[DO THIS]
Word for word, retype every entry in the listing.

[STORED DATA]

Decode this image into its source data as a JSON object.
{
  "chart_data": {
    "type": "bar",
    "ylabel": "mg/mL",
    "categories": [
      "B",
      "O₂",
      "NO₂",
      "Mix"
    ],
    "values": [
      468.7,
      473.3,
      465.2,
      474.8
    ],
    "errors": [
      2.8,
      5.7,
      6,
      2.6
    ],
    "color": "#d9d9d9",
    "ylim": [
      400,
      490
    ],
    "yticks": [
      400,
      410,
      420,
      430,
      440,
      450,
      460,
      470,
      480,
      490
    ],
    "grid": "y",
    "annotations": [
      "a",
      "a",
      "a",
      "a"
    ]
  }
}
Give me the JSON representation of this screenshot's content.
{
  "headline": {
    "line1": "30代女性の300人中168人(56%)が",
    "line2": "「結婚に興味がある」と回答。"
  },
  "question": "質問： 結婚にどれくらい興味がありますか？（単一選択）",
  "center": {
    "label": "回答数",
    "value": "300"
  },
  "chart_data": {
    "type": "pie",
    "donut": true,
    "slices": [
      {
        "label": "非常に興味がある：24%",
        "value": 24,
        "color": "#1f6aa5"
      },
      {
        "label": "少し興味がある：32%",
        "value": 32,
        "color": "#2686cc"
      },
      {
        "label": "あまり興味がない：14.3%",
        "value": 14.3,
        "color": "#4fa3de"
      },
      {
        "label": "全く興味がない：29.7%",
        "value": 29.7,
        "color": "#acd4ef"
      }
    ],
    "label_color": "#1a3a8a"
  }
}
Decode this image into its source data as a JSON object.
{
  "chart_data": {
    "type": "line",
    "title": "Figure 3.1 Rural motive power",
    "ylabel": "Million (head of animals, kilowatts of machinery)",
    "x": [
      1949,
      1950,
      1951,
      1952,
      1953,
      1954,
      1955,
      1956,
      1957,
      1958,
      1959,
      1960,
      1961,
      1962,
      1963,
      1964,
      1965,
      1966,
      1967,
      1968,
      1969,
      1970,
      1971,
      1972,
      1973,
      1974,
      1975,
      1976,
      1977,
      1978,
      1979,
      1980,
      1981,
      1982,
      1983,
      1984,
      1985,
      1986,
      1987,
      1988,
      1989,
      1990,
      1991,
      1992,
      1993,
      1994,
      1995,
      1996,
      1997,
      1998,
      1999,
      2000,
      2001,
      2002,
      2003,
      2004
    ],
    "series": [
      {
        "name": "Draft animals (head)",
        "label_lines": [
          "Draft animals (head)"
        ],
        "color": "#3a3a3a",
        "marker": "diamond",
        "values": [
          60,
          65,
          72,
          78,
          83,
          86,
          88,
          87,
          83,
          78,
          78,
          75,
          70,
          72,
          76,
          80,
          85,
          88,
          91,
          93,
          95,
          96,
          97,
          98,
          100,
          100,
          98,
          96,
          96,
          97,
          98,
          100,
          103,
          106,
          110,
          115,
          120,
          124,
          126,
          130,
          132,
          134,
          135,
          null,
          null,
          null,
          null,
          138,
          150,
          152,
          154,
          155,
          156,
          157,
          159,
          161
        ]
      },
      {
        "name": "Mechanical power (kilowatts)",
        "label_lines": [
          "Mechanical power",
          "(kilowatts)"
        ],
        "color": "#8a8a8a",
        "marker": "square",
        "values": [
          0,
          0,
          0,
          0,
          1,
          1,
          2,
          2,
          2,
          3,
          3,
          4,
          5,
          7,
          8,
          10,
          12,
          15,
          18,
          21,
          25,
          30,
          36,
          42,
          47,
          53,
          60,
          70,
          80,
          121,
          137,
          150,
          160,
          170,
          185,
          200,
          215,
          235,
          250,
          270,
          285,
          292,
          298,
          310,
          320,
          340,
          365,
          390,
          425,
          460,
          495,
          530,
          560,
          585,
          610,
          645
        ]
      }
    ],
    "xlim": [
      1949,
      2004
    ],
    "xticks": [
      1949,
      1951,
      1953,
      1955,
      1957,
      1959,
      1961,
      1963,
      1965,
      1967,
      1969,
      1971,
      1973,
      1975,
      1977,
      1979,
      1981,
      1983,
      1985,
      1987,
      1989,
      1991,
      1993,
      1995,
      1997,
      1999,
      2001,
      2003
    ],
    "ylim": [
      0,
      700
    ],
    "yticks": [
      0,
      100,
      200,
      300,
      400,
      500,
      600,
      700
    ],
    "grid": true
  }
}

[TASK SOLUTION]
Decode this image into its source data as a JSON object.
{
  "chart_data": {
    "type": "bar",
    "ylabel": "mg/mL",
    "categories": [
      "B",
      "O₂",
      "NO₂",
      "Mix"
    ],
    "values": [
      468.7,
      473.3,
      465.2,
      474.8
    ],
    "errors": [
      2.8,
      5.7,
      6,
      2.6
    ],
    "color": "#d9d9d9",
    "ylim": [
      400,
      490
    ],
    "yticks": [
      400,
      410,
      420,
      430,
      440,
      450,
      460,
      470,
      480,
      490
    ],
    "grid": "y",
    "annotations": [
      "a",
      "a",
      "a",
      "a"
    ]
  }
}
Give me the JSON representation of this screenshot's content.
{
  "headline": {
    "line1": "30代女性の300人中168人(56%)が",
    "line2": "「結婚に興味がある」と回答。"
  },
  "question": "質問： 結婚にどれくらい興味がありますか？（単一選択）",
  "center": {
    "label": "回答数",
    "value": "300"
  },
  "chart_data": {
    "type": "pie",
    "donut": true,
    "slices": [
      {
        "label": "非常に興味がある：24%",
        "value": 24,
        "color": "#1f6aa5"
      },
      {
        "label": "少し興味がある：32%",
        "value": 32,
        "color": "#2686cc"
      },
      {
        "label": "あまり興味がない：14.3%",
        "value": 14.3,
        "color": "#4fa3de"
      },
      {
        "label": "全く興味がない：29.7%",
        "value": 29.7,
        "color": "#acd4ef"
      }
    ],
    "label_color": "#1a3a8a"
  }
}
Decode this image into its source data as a JSON object.
{
  "chart_data": {
    "type": "line",
    "title": "Figure 3.1 Rural motive power",
    "ylabel": "Million (head of animals, kilowatts of machinery)",
    "x": [
      1949,
      1950,
      1951,
      1952,
      1953,
      1954,
      1955,
      1956,
      1957,
      1958,
      1959,
      1960,
      1961,
      1962,
      1963,
      1964,
      1965,
      1966,
      1967,
      1968,
      1969,
      1970,
      1971,
      1972,
      1973,
      1974,
      1975,
      1976,
      1977,
      1978,
      1979,
      1980,
      1981,
      1982,
      1983,
      1984,
      1985,
      1986,
      1987,
      1988,
      1989,
      1990,
      1991,
      1992,
      1993,
      1994,
      1995,
      1996,
      1997,
      1998,
      1999,
      2000,
      2001,
      2002,
      2003,
      2004
    ],
    "series": [
      {
        "name": "Draft animals (head)",
        "label_lines": [
          "Draft animals (head)"
        ],
        "color": "#3a3a3a",
        "marker": "diamond",
        "values": [
          60,
          65,
          72,
          78,
          83,
          86,
          88,
          87,
          83,
          78,
          78,
          75,
          70,
          72,
          76,
          80,
          85,
          88,
          91,
          93,
          95,
          96,
          97,
          98,
          100,
          100,
          98,
          96,
          96,
          97,
          98,
          100,
          103,
          106,
          110,
          115,
          120,
          124,
          126,
          130,
          132,
          134,
          135,
          null,
          null,
          null,
          null,
          138,
          150,
          152,
          154,
          155,
          156,
          157,
          159,
          161
        ]
      },
      {
        "name": "Mechanical power (kilowatts)",
        "label_lines": [
          "Mechanical power",
          "(kilowatts)"
        ],
        "color": "#8a8a8a",
        "marker": "square",
        "values": [
          0,
          0,
          0,
          0,
          1,
          1,
          2,
          2,
          2,
          3,
          3,
          4,
          5,
          7,
          8,
          10,
          12,
          15,
          18,
          21,
          25,
          30,
          36,
          42,
          47,
          53,
          60,
          70,
          80,
          121,
          137,
          150,
          160,
          170,
          185,
          200,
          215,
          235,
          250,
          270,
          285,
          292,
          298,
          310,
          320,
          340,
          365,
          390,
          425,
          460,
          495,
          530,
          560,
          585,
          610,
          645
        ]
      }
    ],
    "xlim": [
      1949,
      2004
    ],
    "xticks": [
      1949,
      1951,
      1953,
      1955,
      1957,
      1959,
      1961,
      1963,
      1965,
      1967,
      1969,
      1971,
      1973,
      1975,
      1977,
      1979,
      1981,
      1983,
      1985,
      1987,
      1989,
      1991,
      1993,
      1995,
      1997,
      1999,
      2001,
      2003
    ],
    "ylim": [
      0,
      700
    ],
    "yticks": [
      0,
      100,
      200,
      300,
      400,
      500,
      600,
      700
    ],
    "grid": true
  }
}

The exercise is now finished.